**EXERCISE REQUIREMENTS:** Return each line of the listing below, unchanged, and omit the images.

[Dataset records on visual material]
◇ ◇ ◇ ◇ ◇
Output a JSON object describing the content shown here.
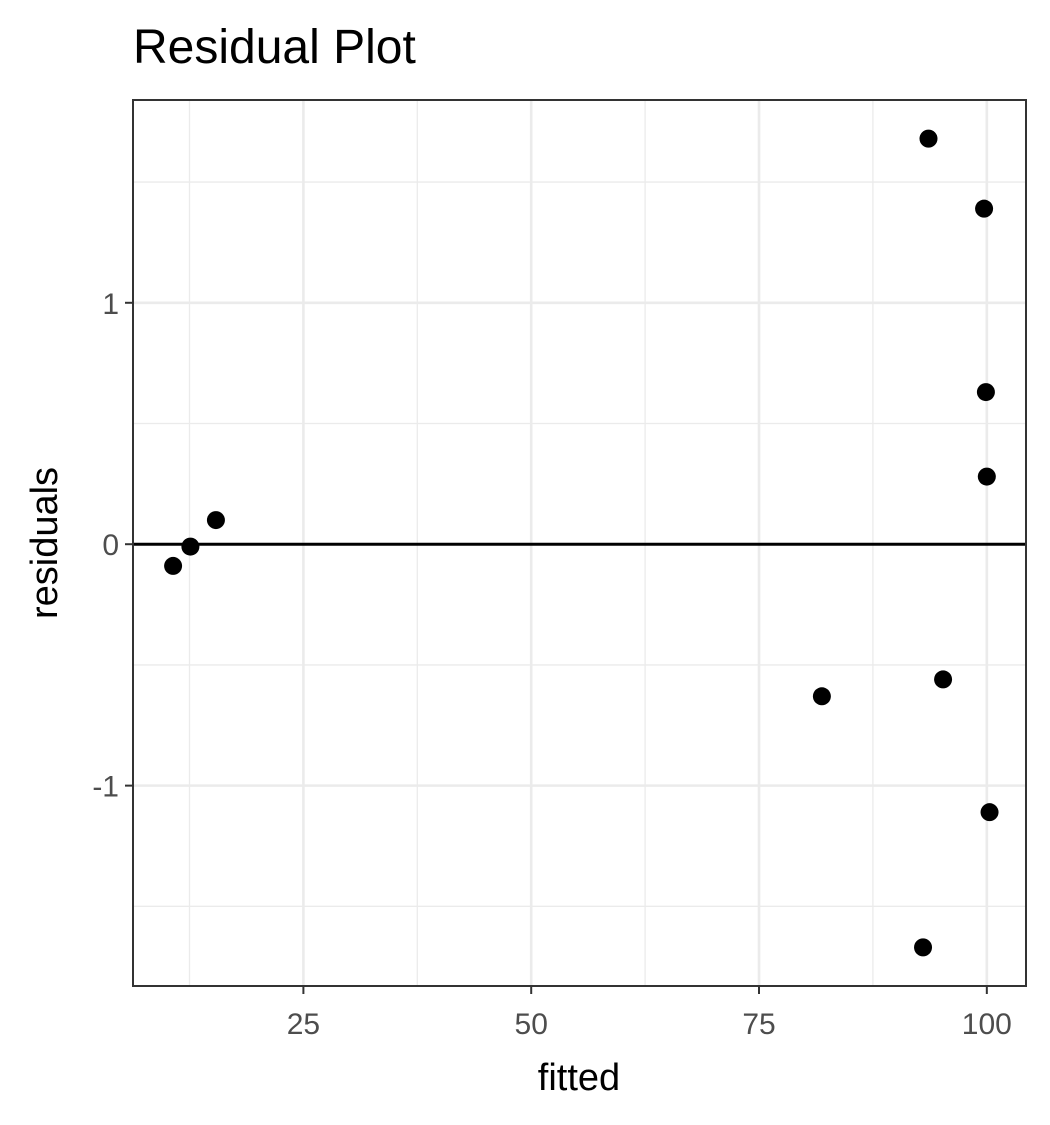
{
  "chart_data": {
    "type": "scatter",
    "title": "Residual Plot",
    "xlabel": "fitted",
    "ylabel": "residuals",
    "xlim": [
      6.3,
      104.3
    ],
    "ylim": [
      -1.83,
      1.84
    ],
    "x_ticks": [
      25,
      50,
      75,
      100
    ],
    "x_tick_labels": [
      "25",
      "50",
      "75",
      "100"
    ],
    "y_ticks": [
      -1,
      0,
      1
    ],
    "y_tick_labels": [
      "-1",
      "0",
      "1"
    ],
    "reference_line": {
      "y": 0
    },
    "grid": true,
    "legend": false,
    "point_color": "#000000",
    "points": [
      {
        "x": 10.7,
        "y": -0.09
      },
      {
        "x": 12.6,
        "y": -0.01
      },
      {
        "x": 15.4,
        "y": 0.1
      },
      {
        "x": 81.9,
        "y": -0.63
      },
      {
        "x": 93.0,
        "y": -1.67
      },
      {
        "x": 93.6,
        "y": 1.68
      },
      {
        "x": 95.2,
        "y": -0.56
      },
      {
        "x": 99.7,
        "y": 1.39
      },
      {
        "x": 99.9,
        "y": 0.63
      },
      {
        "x": 100.0,
        "y": 0.28
      },
      {
        "x": 100.3,
        "y": -1.11
      }
    ]
  }
}
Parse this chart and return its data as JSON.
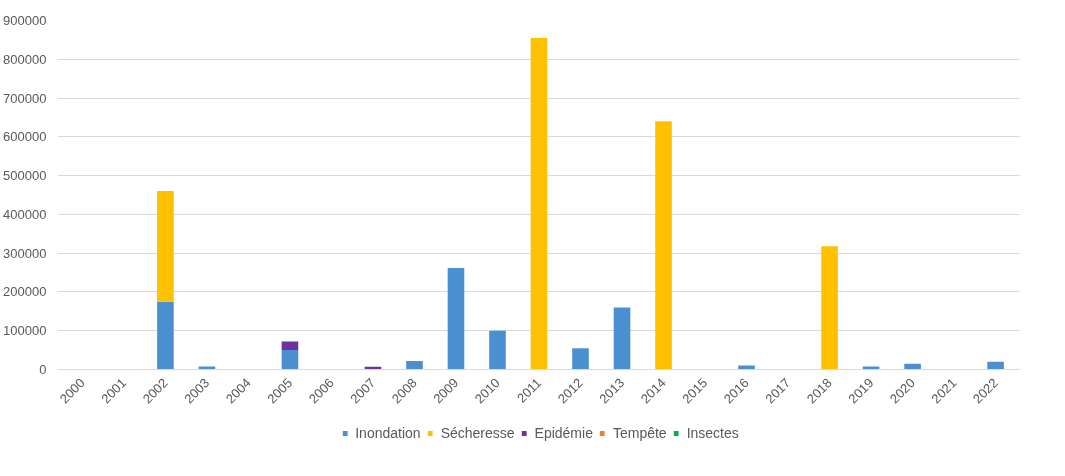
{
  "chart_data": {
    "type": "bar",
    "stacked": true,
    "categories": [
      "2000",
      "2001",
      "2002",
      "2003",
      "2004",
      "2005",
      "2006",
      "2007",
      "2008",
      "2009",
      "2010",
      "2011",
      "2012",
      "2013",
      "2014",
      "2015",
      "2016",
      "2017",
      "2018",
      "2019",
      "2020",
      "2021",
      "2022"
    ],
    "series": [
      {
        "name": "Inondation",
        "color": "#4a90d0",
        "values": [
          null,
          null,
          175000,
          8000,
          null,
          50000,
          null,
          null,
          22000,
          262000,
          100000,
          null,
          55000,
          160000,
          null,
          null,
          10000,
          null,
          null,
          8000,
          15000,
          null,
          20000
        ]
      },
      {
        "name": "Sécheresse",
        "color": "#ffc000",
        "values": [
          null,
          null,
          285000,
          null,
          null,
          null,
          null,
          null,
          null,
          null,
          null,
          855000,
          null,
          null,
          640000,
          null,
          null,
          null,
          318000,
          null,
          null,
          null,
          null
        ]
      },
      {
        "name": "Epidémie",
        "color": "#7030a0",
        "values": [
          null,
          null,
          null,
          null,
          null,
          22000,
          null,
          7000,
          null,
          null,
          null,
          null,
          null,
          null,
          null,
          null,
          null,
          null,
          null,
          null,
          null,
          null,
          null
        ]
      },
      {
        "name": "Tempête",
        "color": "#ed7d31",
        "values": [
          null,
          null,
          null,
          null,
          null,
          null,
          null,
          null,
          null,
          null,
          null,
          null,
          null,
          null,
          null,
          null,
          null,
          null,
          null,
          null,
          null,
          null,
          null
        ]
      },
      {
        "name": "Insectes",
        "color": "#00b050",
        "values": [
          null,
          null,
          null,
          null,
          null,
          null,
          null,
          null,
          null,
          null,
          null,
          null,
          null,
          null,
          null,
          null,
          null,
          null,
          null,
          null,
          null,
          null,
          null
        ]
      }
    ],
    "ylim": [
      0,
      900000
    ],
    "yticks": [
      0,
      100000,
      200000,
      300000,
      400000,
      500000,
      600000,
      700000,
      800000,
      900000
    ],
    "grid": "y",
    "legend": "bottom"
  }
}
◇ ◇ ◇ ◇ ◇
**REPLY:**
Output a JSON object describing the content shown here.
{
  "chart_data": {
    "type": "scatter",
    "title": "Residual Plot",
    "xlabel": "fitted",
    "ylabel": "residuals",
    "xlim": [
      6.3,
      104.3
    ],
    "ylim": [
      -1.83,
      1.84
    ],
    "x_ticks": [
      25,
      50,
      75,
      100
    ],
    "x_tick_labels": [
      "25",
      "50",
      "75",
      "100"
    ],
    "y_ticks": [
      -1,
      0,
      1
    ],
    "y_tick_labels": [
      "-1",
      "0",
      "1"
    ],
    "reference_line": {
      "y": 0
    },
    "grid": true,
    "legend": false,
    "point_color": "#000000",
    "points": [
      {
        "x": 10.7,
        "y": -0.09
      },
      {
        "x": 12.6,
        "y": -0.01
      },
      {
        "x": 15.4,
        "y": 0.1
      },
      {
        "x": 81.9,
        "y": -0.63
      },
      {
        "x": 93.0,
        "y": -1.67
      },
      {
        "x": 93.6,
        "y": 1.68
      },
      {
        "x": 95.2,
        "y": -0.56
      },
      {
        "x": 99.7,
        "y": 1.39
      },
      {
        "x": 99.9,
        "y": 0.63
      },
      {
        "x": 100.0,
        "y": 0.28
      },
      {
        "x": 100.3,
        "y": -1.11
      }
    ]
  }
}
Parse this chart and return its data as JSON.
{
  "chart_data": {
    "type": "bar",
    "stacked": true,
    "categories": [
      "2000",
      "2001",
      "2002",
      "2003",
      "2004",
      "2005",
      "2006",
      "2007",
      "2008",
      "2009",
      "2010",
      "2011",
      "2012",
      "2013",
      "2014",
      "2015",
      "2016",
      "2017",
      "2018",
      "2019",
      "2020",
      "2021",
      "2022"
    ],
    "series": [
      {
        "name": "Inondation",
        "color": "#4a90d0",
        "values": [
          null,
          null,
          175000,
          8000,
          null,
          50000,
          null,
          null,
          22000,
          262000,
          100000,
          null,
          55000,
          160000,
          null,
          null,
          10000,
          null,
          null,
          8000,
          15000,
          null,
          20000
        ]
      },
      {
        "name": "Sécheresse",
        "color": "#ffc000",
        "values": [
          null,
          null,
          285000,
          null,
          null,
          null,
          null,
          null,
          null,
          null,
          null,
          855000,
          null,
          null,
          640000,
          null,
          null,
          null,
          318000,
          null,
          null,
          null,
          null
        ]
      },
      {
        "name": "Epidémie",
        "color": "#7030a0",
        "values": [
          null,
          null,
          null,
          null,
          null,
          22000,
          null,
          7000,
          null,
          null,
          null,
          null,
          null,
          null,
          null,
          null,
          null,
          null,
          null,
          null,
          null,
          null,
          null
        ]
      },
      {
        "name": "Tempête",
        "color": "#ed7d31",
        "values": [
          null,
          null,
          null,
          null,
          null,
          null,
          null,
          null,
          null,
          null,
          null,
          null,
          null,
          null,
          null,
          null,
          null,
          null,
          null,
          null,
          null,
          null,
          null
        ]
      },
      {
        "name": "Insectes",
        "color": "#00b050",
        "values": [
          null,
          null,
          null,
          null,
          null,
          null,
          null,
          null,
          null,
          null,
          null,
          null,
          null,
          null,
          null,
          null,
          null,
          null,
          null,
          null,
          null,
          null,
          null
        ]
      }
    ],
    "ylim": [
      0,
      900000
    ],
    "yticks": [
      0,
      100000,
      200000,
      300000,
      400000,
      500000,
      600000,
      700000,
      800000,
      900000
    ],
    "grid": "y",
    "legend": "bottom"
  }
}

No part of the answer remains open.